To be done → Tally up the lines below that include the word "Manzana". Answer with the number alone.

Materials provided →
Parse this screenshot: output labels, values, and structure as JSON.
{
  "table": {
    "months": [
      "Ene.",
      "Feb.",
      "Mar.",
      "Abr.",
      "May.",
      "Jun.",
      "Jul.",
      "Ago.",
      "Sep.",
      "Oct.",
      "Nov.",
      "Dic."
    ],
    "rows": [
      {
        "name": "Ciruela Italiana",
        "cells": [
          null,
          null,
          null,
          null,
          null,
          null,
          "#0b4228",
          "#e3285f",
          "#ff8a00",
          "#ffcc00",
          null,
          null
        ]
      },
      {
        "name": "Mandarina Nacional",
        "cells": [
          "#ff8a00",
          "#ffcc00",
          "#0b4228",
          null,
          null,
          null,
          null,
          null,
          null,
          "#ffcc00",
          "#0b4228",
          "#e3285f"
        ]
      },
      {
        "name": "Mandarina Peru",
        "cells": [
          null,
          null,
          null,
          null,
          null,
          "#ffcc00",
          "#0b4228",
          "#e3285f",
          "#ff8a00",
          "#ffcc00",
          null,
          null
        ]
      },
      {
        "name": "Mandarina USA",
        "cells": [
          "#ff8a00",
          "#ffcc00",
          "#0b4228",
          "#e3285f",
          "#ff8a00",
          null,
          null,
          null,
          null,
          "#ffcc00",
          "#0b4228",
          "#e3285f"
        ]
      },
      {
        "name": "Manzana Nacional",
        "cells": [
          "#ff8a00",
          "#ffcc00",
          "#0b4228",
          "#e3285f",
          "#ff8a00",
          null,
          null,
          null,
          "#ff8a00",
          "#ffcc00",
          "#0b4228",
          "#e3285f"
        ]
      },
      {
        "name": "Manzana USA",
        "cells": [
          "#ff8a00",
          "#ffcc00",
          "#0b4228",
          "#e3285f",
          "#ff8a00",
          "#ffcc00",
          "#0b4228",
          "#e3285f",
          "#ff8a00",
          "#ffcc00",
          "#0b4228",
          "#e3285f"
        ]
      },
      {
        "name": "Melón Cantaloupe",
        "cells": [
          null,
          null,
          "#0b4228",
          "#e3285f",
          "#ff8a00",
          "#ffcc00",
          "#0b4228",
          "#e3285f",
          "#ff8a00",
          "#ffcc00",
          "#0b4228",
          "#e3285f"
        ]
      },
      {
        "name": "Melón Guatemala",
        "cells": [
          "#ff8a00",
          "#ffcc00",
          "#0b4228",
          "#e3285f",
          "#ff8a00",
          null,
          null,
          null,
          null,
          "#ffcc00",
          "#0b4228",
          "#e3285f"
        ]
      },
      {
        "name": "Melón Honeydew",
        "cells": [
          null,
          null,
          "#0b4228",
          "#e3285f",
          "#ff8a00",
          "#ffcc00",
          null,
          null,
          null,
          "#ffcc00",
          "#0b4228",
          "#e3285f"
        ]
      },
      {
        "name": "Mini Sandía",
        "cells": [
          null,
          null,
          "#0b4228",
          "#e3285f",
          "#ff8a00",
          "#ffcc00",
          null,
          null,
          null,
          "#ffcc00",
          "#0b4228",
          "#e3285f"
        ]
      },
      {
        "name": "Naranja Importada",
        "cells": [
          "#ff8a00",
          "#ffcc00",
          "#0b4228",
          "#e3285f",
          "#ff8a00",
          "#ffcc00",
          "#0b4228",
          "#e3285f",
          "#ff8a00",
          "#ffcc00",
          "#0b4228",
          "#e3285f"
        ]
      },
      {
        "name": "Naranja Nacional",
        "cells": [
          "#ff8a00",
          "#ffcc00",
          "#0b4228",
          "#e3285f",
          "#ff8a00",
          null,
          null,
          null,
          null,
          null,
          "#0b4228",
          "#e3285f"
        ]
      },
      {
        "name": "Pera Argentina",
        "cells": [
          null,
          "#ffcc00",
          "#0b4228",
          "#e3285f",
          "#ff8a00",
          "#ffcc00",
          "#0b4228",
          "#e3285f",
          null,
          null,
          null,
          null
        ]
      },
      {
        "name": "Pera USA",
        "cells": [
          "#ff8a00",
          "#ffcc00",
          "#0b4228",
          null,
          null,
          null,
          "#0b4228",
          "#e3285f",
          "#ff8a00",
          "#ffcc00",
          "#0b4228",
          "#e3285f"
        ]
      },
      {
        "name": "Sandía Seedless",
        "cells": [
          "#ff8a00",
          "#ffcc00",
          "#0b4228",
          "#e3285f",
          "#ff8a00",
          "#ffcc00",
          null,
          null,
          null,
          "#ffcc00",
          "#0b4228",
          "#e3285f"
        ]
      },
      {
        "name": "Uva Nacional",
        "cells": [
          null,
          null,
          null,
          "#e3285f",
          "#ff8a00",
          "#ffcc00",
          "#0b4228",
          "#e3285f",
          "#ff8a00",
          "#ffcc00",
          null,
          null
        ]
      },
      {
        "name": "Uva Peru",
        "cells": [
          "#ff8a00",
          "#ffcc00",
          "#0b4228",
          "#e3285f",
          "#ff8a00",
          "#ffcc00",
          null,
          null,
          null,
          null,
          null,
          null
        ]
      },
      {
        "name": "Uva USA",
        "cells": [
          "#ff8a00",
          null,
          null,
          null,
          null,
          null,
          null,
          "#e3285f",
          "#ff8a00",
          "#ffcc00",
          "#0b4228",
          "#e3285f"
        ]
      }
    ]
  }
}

The result → 2